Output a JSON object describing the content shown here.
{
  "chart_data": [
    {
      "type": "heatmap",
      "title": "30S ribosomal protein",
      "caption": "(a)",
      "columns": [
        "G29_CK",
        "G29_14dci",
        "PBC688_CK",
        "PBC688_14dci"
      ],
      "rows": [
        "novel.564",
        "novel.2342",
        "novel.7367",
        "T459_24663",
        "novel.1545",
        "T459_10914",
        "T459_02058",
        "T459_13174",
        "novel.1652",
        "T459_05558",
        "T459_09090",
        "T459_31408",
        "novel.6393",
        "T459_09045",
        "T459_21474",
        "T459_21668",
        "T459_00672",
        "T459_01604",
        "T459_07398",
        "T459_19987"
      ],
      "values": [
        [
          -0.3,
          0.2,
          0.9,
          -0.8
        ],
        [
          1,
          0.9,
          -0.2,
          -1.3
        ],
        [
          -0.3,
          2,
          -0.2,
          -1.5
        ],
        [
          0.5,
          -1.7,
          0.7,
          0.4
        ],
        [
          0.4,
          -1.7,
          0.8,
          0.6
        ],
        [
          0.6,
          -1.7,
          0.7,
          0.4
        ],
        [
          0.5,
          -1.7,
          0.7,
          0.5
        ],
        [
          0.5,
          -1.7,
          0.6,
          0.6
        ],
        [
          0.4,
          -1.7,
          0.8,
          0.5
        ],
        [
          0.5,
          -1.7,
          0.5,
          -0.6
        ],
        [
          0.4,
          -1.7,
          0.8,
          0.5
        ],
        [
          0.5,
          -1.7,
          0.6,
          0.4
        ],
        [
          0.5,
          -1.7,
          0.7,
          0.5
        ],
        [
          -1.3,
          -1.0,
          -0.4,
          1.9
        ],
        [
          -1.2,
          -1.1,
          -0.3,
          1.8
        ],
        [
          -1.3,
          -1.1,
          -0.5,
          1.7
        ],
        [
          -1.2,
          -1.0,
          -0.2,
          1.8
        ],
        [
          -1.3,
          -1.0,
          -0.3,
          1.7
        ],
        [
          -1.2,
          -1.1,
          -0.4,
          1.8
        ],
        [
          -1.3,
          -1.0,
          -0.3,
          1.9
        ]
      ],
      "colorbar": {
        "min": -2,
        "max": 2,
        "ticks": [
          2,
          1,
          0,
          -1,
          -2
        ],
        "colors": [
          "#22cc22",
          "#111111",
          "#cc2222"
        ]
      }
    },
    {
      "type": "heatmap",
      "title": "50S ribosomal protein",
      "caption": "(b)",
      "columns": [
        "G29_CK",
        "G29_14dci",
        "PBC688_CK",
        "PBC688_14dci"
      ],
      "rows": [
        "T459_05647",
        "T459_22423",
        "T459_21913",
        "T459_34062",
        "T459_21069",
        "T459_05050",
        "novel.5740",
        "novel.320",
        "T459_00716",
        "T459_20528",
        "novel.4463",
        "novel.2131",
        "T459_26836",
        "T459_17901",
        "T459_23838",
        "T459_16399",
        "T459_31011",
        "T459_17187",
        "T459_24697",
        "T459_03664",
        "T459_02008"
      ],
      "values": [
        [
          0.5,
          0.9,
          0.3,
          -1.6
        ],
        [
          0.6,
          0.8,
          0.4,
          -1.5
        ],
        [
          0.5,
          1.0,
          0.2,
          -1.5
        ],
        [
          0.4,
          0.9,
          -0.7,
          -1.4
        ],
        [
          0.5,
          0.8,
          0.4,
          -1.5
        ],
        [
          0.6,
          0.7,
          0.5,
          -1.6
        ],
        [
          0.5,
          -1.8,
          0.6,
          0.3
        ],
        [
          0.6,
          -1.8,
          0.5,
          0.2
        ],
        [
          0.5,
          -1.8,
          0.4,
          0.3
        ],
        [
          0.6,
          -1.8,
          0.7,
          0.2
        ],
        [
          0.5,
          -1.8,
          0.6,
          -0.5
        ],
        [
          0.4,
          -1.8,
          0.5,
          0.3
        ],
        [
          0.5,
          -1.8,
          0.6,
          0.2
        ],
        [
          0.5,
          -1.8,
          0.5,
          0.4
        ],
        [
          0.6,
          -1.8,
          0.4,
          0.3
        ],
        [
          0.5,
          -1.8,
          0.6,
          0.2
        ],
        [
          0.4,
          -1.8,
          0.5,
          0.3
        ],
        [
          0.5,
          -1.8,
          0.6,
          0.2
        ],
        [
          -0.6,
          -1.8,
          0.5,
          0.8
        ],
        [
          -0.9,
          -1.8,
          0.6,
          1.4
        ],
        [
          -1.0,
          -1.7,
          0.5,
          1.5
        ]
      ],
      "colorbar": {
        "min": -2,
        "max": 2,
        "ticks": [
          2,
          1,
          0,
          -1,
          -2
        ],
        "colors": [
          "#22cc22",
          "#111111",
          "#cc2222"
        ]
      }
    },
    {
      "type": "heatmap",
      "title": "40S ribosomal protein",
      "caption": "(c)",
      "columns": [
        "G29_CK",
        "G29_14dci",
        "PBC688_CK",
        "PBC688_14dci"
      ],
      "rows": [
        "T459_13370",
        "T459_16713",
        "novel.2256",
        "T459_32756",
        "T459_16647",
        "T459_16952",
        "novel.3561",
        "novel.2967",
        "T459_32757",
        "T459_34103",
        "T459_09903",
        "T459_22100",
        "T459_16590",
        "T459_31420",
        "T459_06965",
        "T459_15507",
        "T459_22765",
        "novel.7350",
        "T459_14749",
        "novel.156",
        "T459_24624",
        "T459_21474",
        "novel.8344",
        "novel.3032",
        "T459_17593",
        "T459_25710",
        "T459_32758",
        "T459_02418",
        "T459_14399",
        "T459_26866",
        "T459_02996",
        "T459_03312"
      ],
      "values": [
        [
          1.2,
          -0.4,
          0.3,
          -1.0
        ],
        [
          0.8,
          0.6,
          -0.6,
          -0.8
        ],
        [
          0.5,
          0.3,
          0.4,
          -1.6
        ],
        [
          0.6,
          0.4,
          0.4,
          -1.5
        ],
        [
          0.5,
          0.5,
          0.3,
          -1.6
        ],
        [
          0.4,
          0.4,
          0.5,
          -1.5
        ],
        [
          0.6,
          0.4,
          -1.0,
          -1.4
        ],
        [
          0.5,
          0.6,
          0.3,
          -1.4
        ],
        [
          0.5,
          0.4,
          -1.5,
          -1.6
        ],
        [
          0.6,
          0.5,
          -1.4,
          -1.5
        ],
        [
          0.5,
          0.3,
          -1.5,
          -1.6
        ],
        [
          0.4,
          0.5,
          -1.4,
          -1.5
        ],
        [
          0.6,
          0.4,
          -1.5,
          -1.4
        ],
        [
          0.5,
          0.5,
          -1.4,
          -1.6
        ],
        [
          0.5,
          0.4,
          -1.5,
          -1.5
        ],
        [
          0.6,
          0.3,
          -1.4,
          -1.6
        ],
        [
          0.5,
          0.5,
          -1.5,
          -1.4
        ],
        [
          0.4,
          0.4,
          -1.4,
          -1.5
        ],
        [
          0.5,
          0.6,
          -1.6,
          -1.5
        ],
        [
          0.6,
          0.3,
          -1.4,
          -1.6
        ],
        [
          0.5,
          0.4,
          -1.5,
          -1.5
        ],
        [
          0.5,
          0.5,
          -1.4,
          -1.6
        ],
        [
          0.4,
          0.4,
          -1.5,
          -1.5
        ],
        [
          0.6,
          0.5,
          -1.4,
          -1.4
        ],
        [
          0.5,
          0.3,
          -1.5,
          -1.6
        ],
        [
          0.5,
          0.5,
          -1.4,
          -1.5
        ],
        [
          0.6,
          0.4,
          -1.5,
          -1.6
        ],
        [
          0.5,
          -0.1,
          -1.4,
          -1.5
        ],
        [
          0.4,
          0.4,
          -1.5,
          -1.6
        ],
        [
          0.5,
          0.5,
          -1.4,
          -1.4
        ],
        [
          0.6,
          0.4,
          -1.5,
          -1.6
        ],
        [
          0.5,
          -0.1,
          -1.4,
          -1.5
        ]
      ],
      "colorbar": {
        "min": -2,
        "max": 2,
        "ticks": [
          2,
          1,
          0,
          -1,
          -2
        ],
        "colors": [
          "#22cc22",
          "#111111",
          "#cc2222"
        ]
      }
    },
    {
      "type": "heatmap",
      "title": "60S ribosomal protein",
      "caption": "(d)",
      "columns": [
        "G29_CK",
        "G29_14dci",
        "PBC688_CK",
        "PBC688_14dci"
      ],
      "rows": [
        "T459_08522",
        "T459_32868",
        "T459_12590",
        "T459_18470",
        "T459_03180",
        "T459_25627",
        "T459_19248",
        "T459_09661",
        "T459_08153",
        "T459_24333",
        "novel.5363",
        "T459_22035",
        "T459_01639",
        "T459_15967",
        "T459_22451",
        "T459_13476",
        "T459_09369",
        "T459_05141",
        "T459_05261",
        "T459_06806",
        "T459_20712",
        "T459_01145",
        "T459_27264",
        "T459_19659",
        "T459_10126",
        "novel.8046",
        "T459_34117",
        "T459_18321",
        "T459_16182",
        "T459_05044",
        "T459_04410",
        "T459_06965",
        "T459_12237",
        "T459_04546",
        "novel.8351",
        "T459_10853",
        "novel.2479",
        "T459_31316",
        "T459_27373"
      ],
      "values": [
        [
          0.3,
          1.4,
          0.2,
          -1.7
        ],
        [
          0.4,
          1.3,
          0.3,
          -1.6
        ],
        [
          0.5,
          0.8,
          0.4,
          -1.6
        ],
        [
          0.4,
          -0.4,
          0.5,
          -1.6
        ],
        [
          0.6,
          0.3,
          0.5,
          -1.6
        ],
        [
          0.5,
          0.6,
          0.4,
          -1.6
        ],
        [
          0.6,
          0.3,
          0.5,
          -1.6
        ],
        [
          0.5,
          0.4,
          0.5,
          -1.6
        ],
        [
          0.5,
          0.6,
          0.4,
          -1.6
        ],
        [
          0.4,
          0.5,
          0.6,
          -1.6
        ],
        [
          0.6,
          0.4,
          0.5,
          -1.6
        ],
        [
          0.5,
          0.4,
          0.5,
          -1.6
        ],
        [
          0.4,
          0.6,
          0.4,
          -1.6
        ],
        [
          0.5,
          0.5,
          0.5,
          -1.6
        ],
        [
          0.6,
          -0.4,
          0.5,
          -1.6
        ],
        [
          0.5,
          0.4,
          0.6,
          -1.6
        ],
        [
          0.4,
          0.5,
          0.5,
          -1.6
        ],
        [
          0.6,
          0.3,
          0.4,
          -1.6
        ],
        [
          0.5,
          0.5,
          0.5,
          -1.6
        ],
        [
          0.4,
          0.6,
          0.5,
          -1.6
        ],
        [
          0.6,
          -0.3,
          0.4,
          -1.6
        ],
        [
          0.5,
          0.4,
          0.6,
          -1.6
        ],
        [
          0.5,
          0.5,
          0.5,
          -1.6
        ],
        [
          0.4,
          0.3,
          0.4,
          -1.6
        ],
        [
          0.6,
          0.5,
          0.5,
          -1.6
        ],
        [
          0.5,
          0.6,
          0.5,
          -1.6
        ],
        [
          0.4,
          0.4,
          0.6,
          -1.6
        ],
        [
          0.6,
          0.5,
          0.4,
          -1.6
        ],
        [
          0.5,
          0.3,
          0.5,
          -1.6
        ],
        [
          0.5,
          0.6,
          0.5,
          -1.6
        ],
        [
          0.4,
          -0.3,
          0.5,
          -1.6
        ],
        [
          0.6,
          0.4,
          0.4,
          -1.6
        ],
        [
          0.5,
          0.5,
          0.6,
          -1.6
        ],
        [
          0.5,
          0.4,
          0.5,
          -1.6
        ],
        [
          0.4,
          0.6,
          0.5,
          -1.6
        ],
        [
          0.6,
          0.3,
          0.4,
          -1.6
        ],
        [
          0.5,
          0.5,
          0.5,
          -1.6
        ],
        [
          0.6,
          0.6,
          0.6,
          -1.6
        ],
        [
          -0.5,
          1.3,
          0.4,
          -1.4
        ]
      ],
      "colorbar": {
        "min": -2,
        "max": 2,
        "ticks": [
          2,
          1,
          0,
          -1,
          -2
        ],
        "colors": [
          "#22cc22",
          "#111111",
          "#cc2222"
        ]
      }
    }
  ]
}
◆ ◆ ◆ ◆ ◆
Work to complete. In the records above, find each line with the string "protein" and list it.

Response to this task.
      "title": "30S ribosomal protein",
      "title": "50S ribosomal protein",
      "title": "40S ribosomal protein",
      "title": "60S ribosomal protein",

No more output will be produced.